* EXERCISE TASK
The records underneath are to be repeated exactly, with the pictures left out.

Records
══════════════════════════════
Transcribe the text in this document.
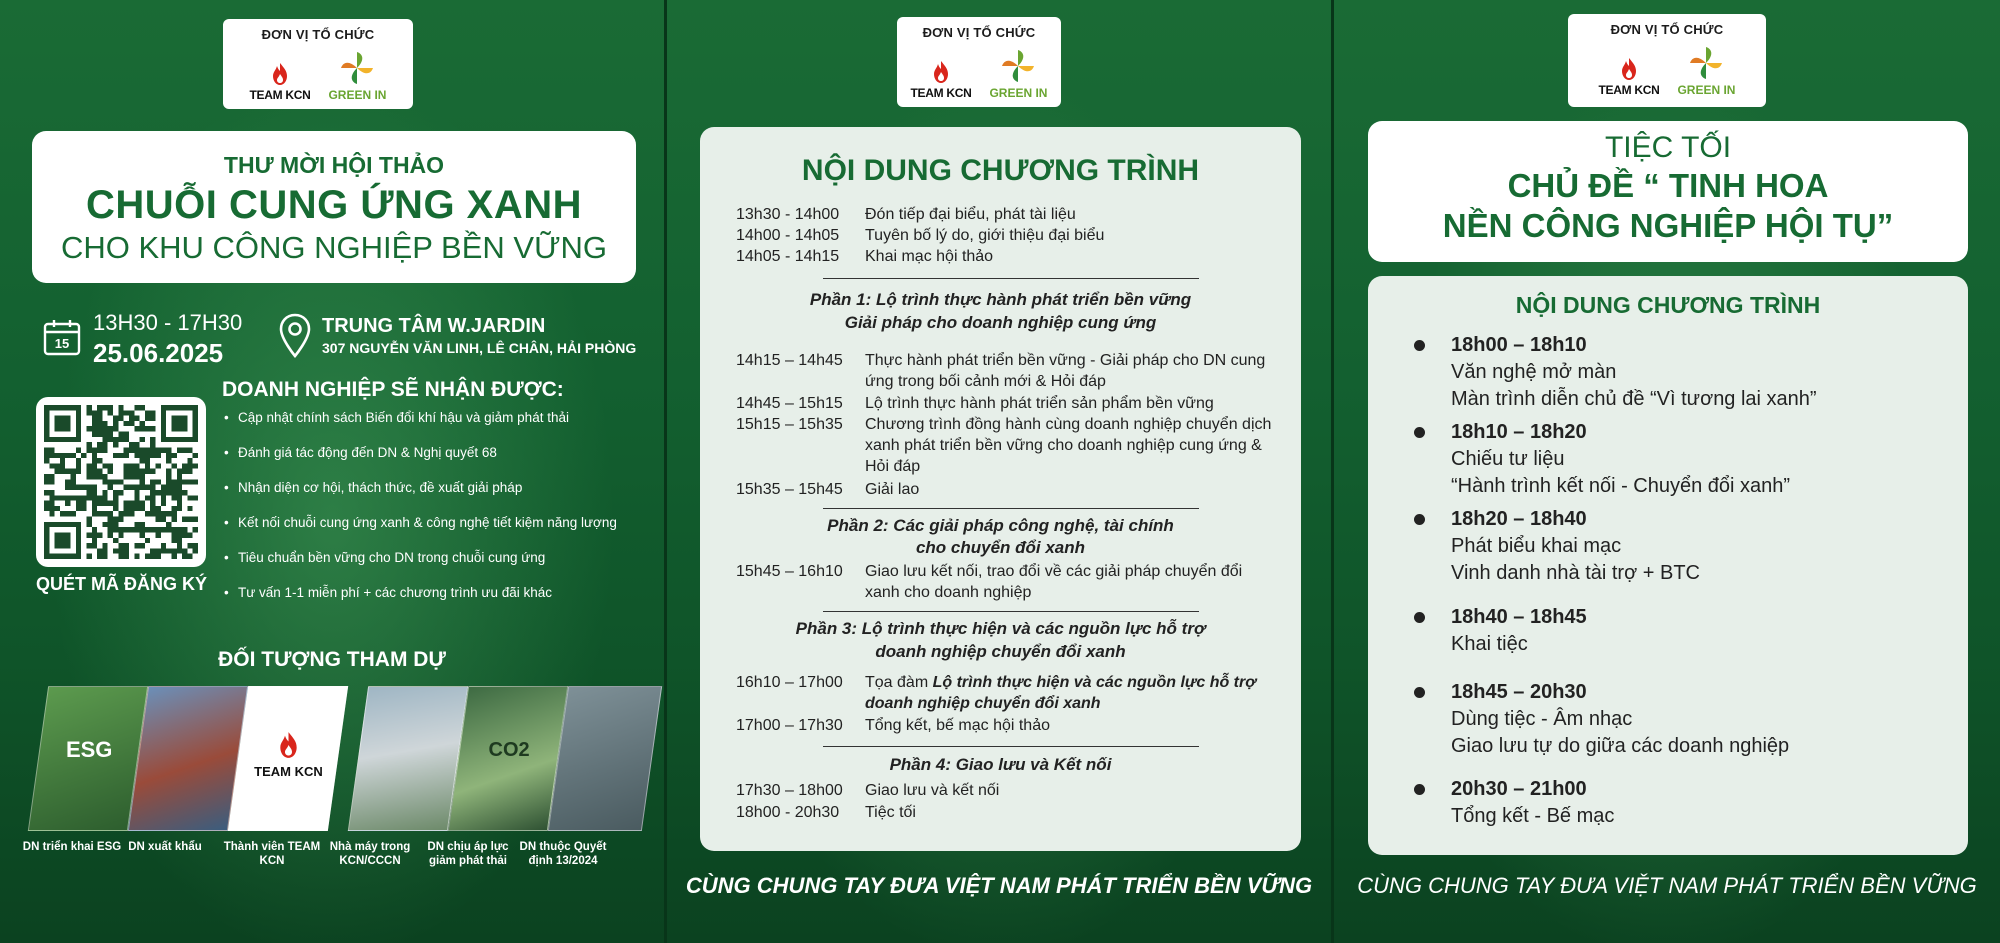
ĐƠN VỊ TỔ CHỨC
TEAM KCN GREEN IN
THƯ MỜI HỘI THẢO
CHUỖI CUNG ỨNG XANH
CHO KHU CÔNG NGHIỆP BỀN VỮNG
15
13H30 - 17H30
25.06.2025
TRUNG TÂM W.JARDIN
307 NGUYỄN VĂN LINH, LÊ CHÂN, HẢI PHÒNG
QUÉT MÃ ĐĂNG KÝ
DOANH NGHIỆP SẼ NHẬN ĐƯỢC:
• Cập nhật chính sách Biến đổi khí hậu và giảm phát thải
• Đánh giá tác động đến DN & Nghị quyết 68
• Nhận diện cơ hội, thách thức, đề xuất giải pháp
• Kết nối chuỗi cung ứng xanh & công nghệ tiết kiệm năng lượng
• Tiêu chuẩn bền vững cho DN trong chuỗi cung ứng
• Tư vấn 1-1 miễn phí + các chương trình ưu đãi khác
ĐỐI TƯỢNG THAM DỰ
ESG
TEAM KCN
CO2
DN triển khai ESG DN xuất khẩu	Thành viên TEAM KCN
Nhà máy trong KCN/CCCN
DN chịu áp lực giảm phát thải
DN thuộc Quyết định 13/2024
ĐƠN VỊ TỔ CHỨC
TEAM KCN GREEN IN
NỘI DUNG CHƯƠNG TRÌNH
13h30 - 14h00	Đón tiếp đại biểu, phát tài liệu
14h00 - 14h05	Tuyên bố lý do, giới thiệu đại biểu
14h05 - 14h15	Khai mạc hội thảo
Phần 1: Lộ trình thực hành phát triển bền vững
Giải pháp cho doanh nghiệp cung ứng
14h15 – 14h45	Thực hành phát triển bền vững - Giải pháp cho DN cung ứng trong bối cảnh mới & Hỏi đáp
14h45 – 15h15	Lộ trình thực hành phát triển sản phẩm bền vững
15h15 – 15h35	Chương trình đồng hành cùng doanh nghiệp chuyển dịch xanh phát triển bền vững cho doanh nghiệp cung ứng & Hỏi đáp
15h35 – 15h45	Giải lao
Phần 2: Các giải pháp công nghệ, tài chính
cho chuyển đổi xanh
15h45 – 16h10	Giao lưu kết nối, trao đổi về các giải pháp chuyển đổi xanh cho doanh nghiệp
Phần 3: Lộ trình thực hiện và các nguồn lực hỗ trợ
doanh nghiệp chuyển đổi xanh
16h10 – 17h00	Tọa đàm Lộ trình thực hiện và các nguồn lực hỗ trợ doanh nghiệp chuyển đổi xanh
17h00 – 17h30	Tổng kết, bế mạc hội thảo
Phần 4: Giao lưu và Kết nối
17h30 – 18h00	Giao lưu và kết nối
18h00 - 20h30	Tiệc tối
CÙNG CHUNG TAY ĐƯA VIỆT NAM PHÁT TRIỂN BỀN VỮNG
ĐƠN VỊ TỔ CHỨC
TEAM KCN GREEN IN
TIỆC TỐI
CHỦ ĐỀ “ TINH HOA
NỀN CÔNG NGHIỆP HỘI TỤ”
NỘI DUNG CHƯƠNG TRÌNH
18h00 – 18h10
Văn nghệ mở màn
Màn trình diễn chủ đề “Vì tương lai xanh”
18h10 – 18h20
Chiếu tư liệu
“Hành trình kết nối - Chuyển đổi xanh”
18h20 – 18h40
Phát biểu khai mạc
Vinh danh nhà tài trợ + BTC
18h40 – 18h45
Khai tiệc
18h45 – 20h30
Dùng tiệc - Âm nhạc
Giao lưu tự do giữa các doanh nghiệp
20h30 – 21h00
Tổng kết - Bế mạc
CÙNG CHUNG TAY ĐƯA VIỆT NAM PHÁT TRIỂN BỀN VỮNG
══════════════════════════════
* FINAL ANSWER
Transcribe the text in this document.
ĐƠN VỊ TỔ CHỨC
TEAM KCN GREEN IN
THƯ MỜI HỘI THẢO
CHUỖI CUNG ỨNG XANH
CHO KHU CÔNG NGHIỆP BỀN VỮNG
15
13H30 - 17H30
25.06.2025
TRUNG TÂM W.JARDIN
307 NGUYỄN VĂN LINH, LÊ CHÂN, HẢI PHÒNG
QUÉT MÃ ĐĂNG KÝ
DOANH NGHIỆP SẼ NHẬN ĐƯỢC:
• Cập nhật chính sách Biến đổi khí hậu và giảm phát thải
• Đánh giá tác động đến DN & Nghị quyết 68
• Nhận diện cơ hội, thách thức, đề xuất giải pháp
• Kết nối chuỗi cung ứng xanh & công nghệ tiết kiệm năng lượng
• Tiêu chuẩn bền vững cho DN trong chuỗi cung ứng
• Tư vấn 1-1 miễn phí + các chương trình ưu đãi khác
ĐỐI TƯỢNG THAM DỰ
ESG
TEAM KCN
CO2
DN triển khai ESG DN xuất khẩu	Thành viên TEAM KCN
Nhà máy trong KCN/CCCN
DN chịu áp lực giảm phát thải
DN thuộc Quyết định 13/2024
ĐƠN VỊ TỔ CHỨC
TEAM KCN GREEN IN
NỘI DUNG CHƯƠNG TRÌNH
13h30 - 14h00	Đón tiếp đại biểu, phát tài liệu
14h00 - 14h05	Tuyên bố lý do, giới thiệu đại biểu
14h05 - 14h15	Khai mạc hội thảo
Phần 1: Lộ trình thực hành phát triển bền vững
Giải pháp cho doanh nghiệp cung ứng
14h15 – 14h45	Thực hành phát triển bền vững - Giải pháp cho DN cung ứng trong bối cảnh mới & Hỏi đáp
14h45 – 15h15	Lộ trình thực hành phát triển sản phẩm bền vững
15h15 – 15h35	Chương trình đồng hành cùng doanh nghiệp chuyển dịch xanh phát triển bền vững cho doanh nghiệp cung ứng & Hỏi đáp
15h35 – 15h45	Giải lao
Phần 2: Các giải pháp công nghệ, tài chính
cho chuyển đổi xanh
15h45 – 16h10	Giao lưu kết nối, trao đổi về các giải pháp chuyển đổi xanh cho doanh nghiệp
Phần 3: Lộ trình thực hiện và các nguồn lực hỗ trợ
doanh nghiệp chuyển đổi xanh
16h10 – 17h00	Tọa đàm Lộ trình thực hiện và các nguồn lực hỗ trợ doanh nghiệp chuyển đổi xanh
17h00 – 17h30	Tổng kết, bế mạc hội thảo
Phần 4: Giao lưu và Kết nối
17h30 – 18h00	Giao lưu và kết nối
18h00 - 20h30	Tiệc tối
CÙNG CHUNG TAY ĐƯA VIỆT NAM PHÁT TRIỂN BỀN VỮNG
ĐƠN VỊ TỔ CHỨC
TEAM KCN GREEN IN
TIỆC TỐI
CHỦ ĐỀ “ TINH HOA
NỀN CÔNG NGHIỆP HỘI TỤ”
NỘI DUNG CHƯƠNG TRÌNH
18h00 – 18h10
Văn nghệ mở màn
Màn trình diễn chủ đề “Vì tương lai xanh”
18h10 – 18h20
Chiếu tư liệu
“Hành trình kết nối - Chuyển đổi xanh”
18h20 – 18h40
Phát biểu khai mạc
Vinh danh nhà tài trợ + BTC
18h40 – 18h45
Khai tiệc
18h45 – 20h30
Dùng tiệc - Âm nhạc
Giao lưu tự do giữa các doanh nghiệp
20h30 – 21h00
Tổng kết - Bế mạc
CÙNG CHUNG TAY ĐƯA VIỆT NAM PHÁT TRIỂN BỀN VỮNG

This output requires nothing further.